» WHAT YOU SHOULD DO: Count every line that holds the string "очень", and report the number alone.

Dataset excerpts
.....

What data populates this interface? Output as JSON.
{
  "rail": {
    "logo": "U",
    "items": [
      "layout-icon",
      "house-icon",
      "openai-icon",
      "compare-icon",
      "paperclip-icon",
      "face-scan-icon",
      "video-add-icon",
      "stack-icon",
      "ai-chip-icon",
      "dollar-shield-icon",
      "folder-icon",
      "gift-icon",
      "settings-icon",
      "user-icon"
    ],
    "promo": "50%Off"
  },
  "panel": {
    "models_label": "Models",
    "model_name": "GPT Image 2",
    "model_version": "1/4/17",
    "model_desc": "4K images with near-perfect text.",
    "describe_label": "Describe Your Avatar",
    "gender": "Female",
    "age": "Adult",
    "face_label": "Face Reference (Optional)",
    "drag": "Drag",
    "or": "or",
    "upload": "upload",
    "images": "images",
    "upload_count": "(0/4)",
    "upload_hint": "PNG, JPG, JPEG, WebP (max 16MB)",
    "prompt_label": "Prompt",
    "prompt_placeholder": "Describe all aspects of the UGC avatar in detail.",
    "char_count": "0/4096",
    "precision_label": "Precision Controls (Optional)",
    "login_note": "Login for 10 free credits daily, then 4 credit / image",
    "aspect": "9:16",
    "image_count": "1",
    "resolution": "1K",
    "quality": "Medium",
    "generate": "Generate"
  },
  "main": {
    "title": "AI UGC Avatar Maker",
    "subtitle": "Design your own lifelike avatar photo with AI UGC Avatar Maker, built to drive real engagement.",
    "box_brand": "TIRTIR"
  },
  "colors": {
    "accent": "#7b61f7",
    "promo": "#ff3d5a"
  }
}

.....

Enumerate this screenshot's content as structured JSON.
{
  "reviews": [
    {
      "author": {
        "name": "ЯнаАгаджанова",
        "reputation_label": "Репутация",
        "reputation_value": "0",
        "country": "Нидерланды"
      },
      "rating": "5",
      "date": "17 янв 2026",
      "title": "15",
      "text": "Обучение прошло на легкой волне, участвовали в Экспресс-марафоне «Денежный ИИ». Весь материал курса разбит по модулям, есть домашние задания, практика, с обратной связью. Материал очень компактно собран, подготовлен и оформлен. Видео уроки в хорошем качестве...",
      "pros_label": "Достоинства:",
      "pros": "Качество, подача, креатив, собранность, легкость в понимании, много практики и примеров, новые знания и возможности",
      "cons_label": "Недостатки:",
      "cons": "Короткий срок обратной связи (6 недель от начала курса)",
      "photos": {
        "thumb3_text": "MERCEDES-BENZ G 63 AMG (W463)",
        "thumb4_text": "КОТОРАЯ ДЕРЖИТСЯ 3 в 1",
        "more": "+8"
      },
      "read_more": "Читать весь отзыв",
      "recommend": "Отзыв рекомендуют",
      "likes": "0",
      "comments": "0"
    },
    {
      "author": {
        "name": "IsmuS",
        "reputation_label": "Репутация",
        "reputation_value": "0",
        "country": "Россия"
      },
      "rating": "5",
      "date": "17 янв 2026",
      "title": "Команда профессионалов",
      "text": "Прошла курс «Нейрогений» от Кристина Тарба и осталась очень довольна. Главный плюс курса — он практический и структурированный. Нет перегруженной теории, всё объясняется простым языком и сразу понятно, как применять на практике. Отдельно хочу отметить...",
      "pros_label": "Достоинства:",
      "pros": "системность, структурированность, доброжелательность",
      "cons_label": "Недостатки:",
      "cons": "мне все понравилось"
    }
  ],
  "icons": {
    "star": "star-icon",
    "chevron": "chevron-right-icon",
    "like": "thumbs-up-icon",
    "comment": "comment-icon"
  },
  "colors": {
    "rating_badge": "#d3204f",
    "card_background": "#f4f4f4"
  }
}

.....

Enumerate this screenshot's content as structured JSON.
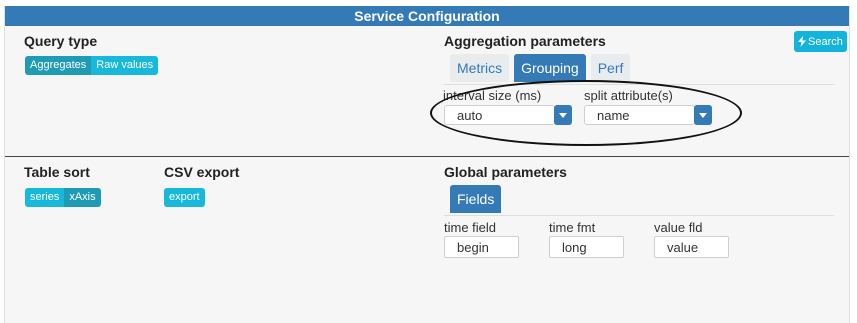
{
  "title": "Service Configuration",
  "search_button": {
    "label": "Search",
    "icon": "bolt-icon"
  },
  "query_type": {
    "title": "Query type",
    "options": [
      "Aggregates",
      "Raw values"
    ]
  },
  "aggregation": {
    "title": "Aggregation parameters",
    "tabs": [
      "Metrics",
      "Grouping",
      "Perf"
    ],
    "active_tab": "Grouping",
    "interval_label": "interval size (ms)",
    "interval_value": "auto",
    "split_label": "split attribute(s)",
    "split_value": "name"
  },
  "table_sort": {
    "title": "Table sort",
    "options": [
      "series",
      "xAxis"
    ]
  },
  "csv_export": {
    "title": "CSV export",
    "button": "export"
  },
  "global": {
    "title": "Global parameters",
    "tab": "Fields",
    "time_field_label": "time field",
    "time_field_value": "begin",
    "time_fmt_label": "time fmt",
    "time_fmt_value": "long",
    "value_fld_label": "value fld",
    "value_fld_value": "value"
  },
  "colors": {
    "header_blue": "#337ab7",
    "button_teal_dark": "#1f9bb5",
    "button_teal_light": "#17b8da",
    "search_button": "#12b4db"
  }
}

.....

» TASK RESPONSE: 2